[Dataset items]
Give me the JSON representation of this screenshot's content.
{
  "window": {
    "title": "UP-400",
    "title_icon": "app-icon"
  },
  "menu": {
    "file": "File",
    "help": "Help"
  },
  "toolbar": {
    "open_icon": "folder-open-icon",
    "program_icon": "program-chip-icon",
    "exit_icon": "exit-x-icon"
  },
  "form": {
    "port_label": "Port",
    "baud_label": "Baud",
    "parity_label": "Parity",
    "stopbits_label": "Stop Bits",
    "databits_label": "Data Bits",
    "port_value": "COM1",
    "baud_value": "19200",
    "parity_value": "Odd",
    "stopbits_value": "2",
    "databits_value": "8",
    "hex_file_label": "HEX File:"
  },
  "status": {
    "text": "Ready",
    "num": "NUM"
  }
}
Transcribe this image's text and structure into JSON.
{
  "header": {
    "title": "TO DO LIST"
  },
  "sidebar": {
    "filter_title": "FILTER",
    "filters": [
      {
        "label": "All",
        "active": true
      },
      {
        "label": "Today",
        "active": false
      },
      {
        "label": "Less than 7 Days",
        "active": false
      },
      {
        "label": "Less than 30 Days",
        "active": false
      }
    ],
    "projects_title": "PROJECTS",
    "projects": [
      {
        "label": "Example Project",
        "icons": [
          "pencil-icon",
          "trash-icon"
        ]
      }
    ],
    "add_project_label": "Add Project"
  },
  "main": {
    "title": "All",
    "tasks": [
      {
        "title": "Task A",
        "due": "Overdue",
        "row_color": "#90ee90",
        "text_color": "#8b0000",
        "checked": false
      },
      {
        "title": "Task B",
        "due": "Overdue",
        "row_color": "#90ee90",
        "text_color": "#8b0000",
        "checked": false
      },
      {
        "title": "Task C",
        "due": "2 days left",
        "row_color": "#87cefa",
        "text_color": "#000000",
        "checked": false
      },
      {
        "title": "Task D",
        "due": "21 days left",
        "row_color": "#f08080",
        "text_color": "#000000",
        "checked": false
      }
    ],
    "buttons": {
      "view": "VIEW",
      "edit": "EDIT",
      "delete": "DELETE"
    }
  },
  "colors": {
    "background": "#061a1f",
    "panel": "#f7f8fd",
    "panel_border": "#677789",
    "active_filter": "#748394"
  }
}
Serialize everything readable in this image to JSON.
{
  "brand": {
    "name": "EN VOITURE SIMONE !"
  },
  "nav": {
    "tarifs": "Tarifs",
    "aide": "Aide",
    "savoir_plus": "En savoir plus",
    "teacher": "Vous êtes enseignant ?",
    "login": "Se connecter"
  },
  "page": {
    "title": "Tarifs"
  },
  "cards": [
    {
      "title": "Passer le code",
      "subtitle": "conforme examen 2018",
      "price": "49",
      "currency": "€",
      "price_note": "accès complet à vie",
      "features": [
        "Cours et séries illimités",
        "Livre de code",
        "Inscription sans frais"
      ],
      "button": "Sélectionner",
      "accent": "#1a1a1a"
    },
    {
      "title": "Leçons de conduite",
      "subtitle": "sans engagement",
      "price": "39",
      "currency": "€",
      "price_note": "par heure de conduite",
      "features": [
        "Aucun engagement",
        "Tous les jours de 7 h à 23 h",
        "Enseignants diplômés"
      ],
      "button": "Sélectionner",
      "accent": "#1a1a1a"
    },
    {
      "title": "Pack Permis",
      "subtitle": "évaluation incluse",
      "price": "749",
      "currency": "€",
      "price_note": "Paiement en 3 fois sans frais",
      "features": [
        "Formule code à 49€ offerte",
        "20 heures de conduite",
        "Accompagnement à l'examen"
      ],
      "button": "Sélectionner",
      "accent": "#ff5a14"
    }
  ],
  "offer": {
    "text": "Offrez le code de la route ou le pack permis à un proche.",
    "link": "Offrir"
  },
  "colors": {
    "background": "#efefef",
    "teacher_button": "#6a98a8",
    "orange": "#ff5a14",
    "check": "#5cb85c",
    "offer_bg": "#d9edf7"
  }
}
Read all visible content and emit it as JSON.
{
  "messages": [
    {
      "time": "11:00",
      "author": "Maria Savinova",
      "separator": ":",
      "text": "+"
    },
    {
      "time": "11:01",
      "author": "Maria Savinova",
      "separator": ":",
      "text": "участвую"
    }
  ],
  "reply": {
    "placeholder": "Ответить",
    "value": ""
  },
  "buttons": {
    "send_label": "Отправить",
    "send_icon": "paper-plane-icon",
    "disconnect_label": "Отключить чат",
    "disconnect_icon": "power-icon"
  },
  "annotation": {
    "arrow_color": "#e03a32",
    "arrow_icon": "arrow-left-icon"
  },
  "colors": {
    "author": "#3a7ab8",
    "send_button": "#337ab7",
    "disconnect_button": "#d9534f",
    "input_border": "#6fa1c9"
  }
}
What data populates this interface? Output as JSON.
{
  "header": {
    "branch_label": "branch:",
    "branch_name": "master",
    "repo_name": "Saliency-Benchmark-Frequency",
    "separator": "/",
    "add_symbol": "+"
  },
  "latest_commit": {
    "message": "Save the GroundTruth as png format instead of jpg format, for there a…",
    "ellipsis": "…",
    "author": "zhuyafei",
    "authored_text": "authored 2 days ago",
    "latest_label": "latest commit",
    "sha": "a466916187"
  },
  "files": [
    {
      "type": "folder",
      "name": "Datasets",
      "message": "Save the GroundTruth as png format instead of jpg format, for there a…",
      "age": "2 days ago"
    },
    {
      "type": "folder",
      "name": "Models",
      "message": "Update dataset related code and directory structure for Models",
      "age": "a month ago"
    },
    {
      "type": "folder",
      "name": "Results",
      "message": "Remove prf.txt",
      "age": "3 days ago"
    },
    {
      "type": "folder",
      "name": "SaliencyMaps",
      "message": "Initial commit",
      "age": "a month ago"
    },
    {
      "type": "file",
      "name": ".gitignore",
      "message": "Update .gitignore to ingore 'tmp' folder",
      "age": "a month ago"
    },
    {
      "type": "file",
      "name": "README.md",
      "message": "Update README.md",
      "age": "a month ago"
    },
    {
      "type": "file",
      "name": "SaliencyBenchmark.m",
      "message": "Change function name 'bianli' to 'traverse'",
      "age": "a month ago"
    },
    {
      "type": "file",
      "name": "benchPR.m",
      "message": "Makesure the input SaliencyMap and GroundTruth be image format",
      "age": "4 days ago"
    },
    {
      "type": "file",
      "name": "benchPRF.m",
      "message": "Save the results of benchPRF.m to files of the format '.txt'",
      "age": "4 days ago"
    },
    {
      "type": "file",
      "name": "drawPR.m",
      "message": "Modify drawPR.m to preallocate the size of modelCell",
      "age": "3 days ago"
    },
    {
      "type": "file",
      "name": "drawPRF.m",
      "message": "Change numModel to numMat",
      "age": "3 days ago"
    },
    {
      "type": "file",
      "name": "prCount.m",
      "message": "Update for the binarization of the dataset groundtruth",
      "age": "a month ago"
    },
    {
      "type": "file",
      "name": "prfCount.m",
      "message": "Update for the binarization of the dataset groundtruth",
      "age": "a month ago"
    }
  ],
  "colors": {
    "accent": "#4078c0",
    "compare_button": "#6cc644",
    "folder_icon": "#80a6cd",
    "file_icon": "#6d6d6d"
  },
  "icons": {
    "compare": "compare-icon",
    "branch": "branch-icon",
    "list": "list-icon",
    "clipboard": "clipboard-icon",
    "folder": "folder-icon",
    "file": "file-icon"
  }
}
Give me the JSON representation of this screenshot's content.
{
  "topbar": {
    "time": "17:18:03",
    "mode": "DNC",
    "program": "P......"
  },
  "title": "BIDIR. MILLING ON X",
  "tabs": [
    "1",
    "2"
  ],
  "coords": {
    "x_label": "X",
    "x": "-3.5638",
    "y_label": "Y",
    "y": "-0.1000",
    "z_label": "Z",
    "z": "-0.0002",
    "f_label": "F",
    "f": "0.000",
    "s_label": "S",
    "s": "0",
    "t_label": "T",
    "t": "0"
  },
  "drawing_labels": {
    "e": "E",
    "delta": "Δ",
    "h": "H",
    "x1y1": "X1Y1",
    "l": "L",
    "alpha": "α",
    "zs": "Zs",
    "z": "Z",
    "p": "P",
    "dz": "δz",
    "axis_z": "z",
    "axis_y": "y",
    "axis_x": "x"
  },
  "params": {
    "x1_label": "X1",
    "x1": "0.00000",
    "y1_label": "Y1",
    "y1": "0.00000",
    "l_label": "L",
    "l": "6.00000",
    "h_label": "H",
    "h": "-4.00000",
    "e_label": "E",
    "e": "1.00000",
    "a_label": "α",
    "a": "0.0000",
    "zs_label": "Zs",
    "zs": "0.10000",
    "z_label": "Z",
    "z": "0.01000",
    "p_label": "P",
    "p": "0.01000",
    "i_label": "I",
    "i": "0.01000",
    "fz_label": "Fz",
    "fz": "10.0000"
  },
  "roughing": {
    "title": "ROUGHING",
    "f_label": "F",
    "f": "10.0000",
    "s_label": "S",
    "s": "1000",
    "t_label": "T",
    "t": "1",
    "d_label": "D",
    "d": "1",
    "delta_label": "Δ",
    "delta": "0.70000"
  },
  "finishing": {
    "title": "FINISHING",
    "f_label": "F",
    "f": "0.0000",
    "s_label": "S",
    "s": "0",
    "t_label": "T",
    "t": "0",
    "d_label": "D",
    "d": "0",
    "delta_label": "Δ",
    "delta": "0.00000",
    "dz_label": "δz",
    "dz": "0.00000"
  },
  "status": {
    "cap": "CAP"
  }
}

__Given request__
Tell how many lines above contain the word "subtitle". Give the number alone.

__Solution for this problem__
3